#### Records provided
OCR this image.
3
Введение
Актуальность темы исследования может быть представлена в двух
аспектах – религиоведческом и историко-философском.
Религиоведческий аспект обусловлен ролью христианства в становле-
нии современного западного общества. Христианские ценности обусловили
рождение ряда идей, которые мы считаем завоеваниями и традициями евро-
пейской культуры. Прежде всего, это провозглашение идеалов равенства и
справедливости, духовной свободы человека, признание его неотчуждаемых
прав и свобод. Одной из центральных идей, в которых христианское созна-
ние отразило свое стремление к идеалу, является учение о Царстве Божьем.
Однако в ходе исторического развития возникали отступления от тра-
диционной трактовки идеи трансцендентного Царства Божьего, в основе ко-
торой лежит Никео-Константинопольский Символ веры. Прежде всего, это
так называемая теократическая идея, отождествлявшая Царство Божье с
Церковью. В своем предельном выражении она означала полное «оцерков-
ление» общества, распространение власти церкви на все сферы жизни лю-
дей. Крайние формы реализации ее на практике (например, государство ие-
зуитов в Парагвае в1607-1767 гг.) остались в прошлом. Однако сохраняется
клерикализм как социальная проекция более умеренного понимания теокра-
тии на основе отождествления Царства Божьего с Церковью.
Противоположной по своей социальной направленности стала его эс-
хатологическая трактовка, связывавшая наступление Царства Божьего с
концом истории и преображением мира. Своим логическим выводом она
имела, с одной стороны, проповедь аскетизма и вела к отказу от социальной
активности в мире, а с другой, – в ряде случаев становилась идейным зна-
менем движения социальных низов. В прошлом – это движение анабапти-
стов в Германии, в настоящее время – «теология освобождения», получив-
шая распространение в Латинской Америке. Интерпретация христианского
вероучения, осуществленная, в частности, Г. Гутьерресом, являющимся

#### Your task
State how many lines of the data include the word "Царства", with nothing else.

#### Solution for this exercise
3